**EXERCISE MATERIAL**.

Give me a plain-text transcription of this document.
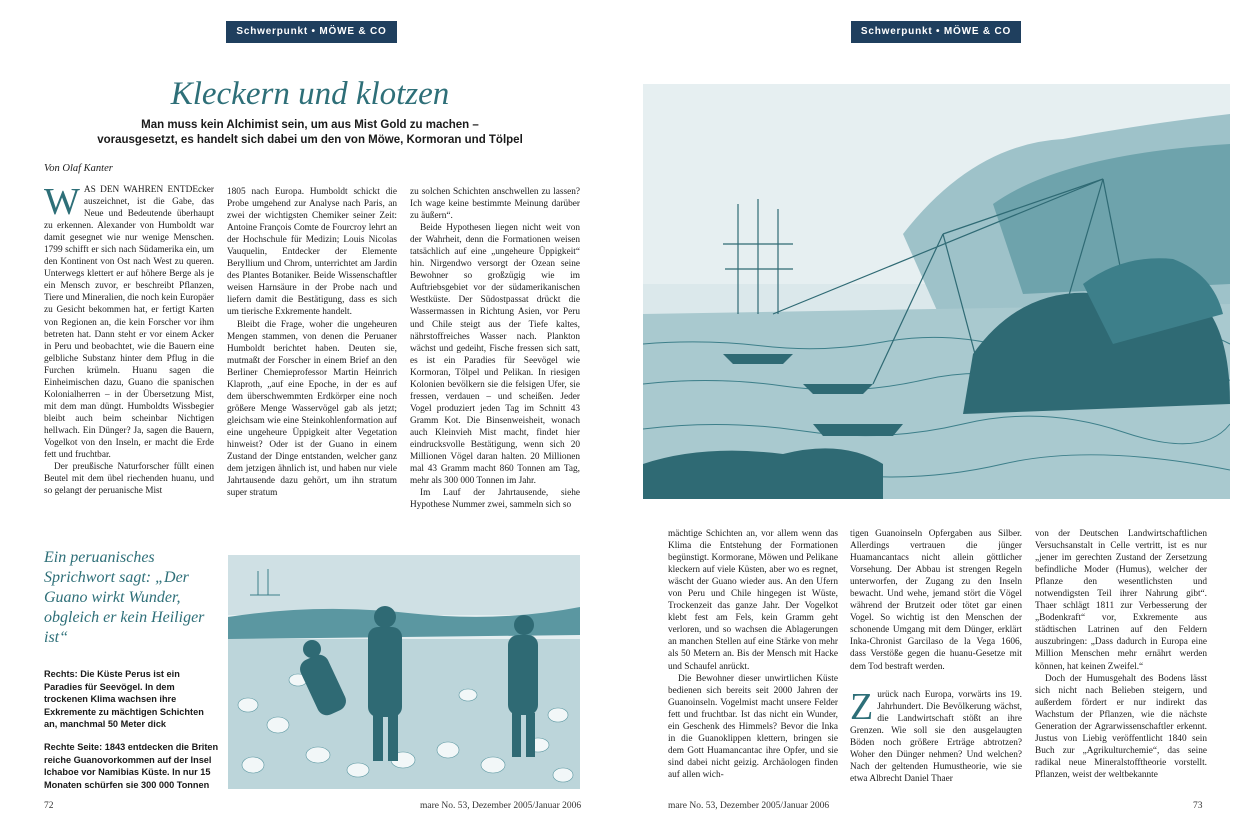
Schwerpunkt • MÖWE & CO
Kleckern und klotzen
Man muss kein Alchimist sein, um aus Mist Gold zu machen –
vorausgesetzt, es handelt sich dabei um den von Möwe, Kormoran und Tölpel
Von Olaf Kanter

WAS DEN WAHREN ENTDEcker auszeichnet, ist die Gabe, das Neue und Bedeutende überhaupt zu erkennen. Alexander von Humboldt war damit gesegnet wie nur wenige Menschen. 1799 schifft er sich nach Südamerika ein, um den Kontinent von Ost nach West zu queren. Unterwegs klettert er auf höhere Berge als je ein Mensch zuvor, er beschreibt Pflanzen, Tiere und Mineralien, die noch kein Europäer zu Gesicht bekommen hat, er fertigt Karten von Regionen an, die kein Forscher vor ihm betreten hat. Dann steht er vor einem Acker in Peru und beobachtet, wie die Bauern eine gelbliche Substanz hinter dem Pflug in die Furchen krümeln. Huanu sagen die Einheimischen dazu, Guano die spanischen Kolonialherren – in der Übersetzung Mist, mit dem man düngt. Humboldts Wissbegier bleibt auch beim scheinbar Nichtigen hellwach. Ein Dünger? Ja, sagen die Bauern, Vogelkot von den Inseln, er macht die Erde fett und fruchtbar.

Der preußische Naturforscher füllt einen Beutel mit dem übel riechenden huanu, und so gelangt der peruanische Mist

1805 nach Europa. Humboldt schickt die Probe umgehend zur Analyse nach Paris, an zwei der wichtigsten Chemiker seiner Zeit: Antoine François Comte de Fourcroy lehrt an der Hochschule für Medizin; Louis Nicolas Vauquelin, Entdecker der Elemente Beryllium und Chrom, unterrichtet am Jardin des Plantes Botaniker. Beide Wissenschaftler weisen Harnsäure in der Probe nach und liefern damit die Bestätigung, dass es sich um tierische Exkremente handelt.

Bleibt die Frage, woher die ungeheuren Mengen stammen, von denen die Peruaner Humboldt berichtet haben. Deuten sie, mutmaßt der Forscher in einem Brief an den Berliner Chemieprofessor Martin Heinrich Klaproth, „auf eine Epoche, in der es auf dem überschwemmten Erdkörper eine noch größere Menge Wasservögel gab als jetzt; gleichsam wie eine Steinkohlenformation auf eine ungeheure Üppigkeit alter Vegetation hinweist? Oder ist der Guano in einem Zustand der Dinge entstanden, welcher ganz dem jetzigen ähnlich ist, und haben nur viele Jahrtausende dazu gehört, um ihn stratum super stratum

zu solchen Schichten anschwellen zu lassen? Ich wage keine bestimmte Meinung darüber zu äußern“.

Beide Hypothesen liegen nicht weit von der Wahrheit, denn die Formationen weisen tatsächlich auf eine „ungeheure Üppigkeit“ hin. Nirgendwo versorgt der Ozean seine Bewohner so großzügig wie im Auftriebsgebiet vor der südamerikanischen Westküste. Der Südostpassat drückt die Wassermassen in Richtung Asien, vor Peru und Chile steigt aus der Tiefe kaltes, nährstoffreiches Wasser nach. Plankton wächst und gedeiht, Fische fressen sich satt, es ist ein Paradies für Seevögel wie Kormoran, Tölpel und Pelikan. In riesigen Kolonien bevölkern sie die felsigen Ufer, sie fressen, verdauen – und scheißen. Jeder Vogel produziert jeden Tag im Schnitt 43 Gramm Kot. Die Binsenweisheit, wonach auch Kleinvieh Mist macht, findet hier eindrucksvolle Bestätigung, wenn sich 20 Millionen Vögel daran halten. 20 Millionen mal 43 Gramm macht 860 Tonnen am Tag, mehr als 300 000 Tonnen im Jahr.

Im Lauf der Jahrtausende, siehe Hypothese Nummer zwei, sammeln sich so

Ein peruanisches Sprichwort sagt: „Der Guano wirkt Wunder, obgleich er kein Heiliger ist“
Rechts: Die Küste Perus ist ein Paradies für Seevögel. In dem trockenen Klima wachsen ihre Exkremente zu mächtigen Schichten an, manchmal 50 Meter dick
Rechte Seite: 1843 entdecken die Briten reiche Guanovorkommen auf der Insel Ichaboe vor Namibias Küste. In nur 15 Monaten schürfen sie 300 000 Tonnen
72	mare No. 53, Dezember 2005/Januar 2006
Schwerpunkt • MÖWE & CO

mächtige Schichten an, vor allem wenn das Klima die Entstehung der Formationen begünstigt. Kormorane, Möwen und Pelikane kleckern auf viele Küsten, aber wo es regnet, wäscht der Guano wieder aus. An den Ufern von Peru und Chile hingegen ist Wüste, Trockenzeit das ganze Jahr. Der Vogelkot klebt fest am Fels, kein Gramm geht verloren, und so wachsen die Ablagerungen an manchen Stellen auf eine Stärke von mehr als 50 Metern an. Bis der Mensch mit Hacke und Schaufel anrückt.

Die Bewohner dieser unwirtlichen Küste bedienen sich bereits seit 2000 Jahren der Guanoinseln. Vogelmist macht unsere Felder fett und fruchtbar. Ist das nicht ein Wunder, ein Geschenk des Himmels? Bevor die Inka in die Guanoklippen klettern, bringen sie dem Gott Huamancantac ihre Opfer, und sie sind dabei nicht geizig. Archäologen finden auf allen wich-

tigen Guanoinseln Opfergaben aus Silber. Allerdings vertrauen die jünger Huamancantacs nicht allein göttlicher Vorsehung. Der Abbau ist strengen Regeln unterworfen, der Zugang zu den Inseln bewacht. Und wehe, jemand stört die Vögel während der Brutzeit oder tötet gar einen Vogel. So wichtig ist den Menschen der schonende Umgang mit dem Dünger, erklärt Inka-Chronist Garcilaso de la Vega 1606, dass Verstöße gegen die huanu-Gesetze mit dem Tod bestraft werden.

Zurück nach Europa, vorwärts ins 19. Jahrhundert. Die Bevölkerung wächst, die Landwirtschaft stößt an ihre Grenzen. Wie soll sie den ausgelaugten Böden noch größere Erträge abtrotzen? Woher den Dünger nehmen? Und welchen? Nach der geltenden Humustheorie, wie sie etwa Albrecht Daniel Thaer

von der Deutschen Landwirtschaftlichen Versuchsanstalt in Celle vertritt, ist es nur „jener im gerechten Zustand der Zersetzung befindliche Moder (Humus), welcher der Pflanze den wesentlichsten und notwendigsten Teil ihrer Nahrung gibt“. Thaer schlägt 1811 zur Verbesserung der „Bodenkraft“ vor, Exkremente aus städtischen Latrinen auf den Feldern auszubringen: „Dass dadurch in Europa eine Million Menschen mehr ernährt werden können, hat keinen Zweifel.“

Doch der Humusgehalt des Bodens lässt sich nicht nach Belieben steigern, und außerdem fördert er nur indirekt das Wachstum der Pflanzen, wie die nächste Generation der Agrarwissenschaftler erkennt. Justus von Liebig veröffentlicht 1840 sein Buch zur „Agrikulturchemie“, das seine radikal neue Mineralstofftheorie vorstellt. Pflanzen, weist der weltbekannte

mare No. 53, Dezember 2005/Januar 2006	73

**SHORT EXERCISE**. Find every line that holds "Wunder" and copy it.

**FULL OUTPUT**.
Ein peruanisches Sprichwort sagt: „Der Guano wirkt Wunder, obgleich er kein Heiliger ist“
Die Bewohner dieser unwirtlichen Küste bedienen sich bereits seit 2000 Jahren der Guanoinseln. Vogelmist macht unsere Felder fett und fruchtbar. Ist das nicht ein Wunder, ein Geschenk des Himmels? Bevor die Inka in die Guanoklippen klettern, bringen sie dem Gott Huamancantac ihre Opfer, und sie sind dabei nicht geizig. Archäologen finden auf allen wich-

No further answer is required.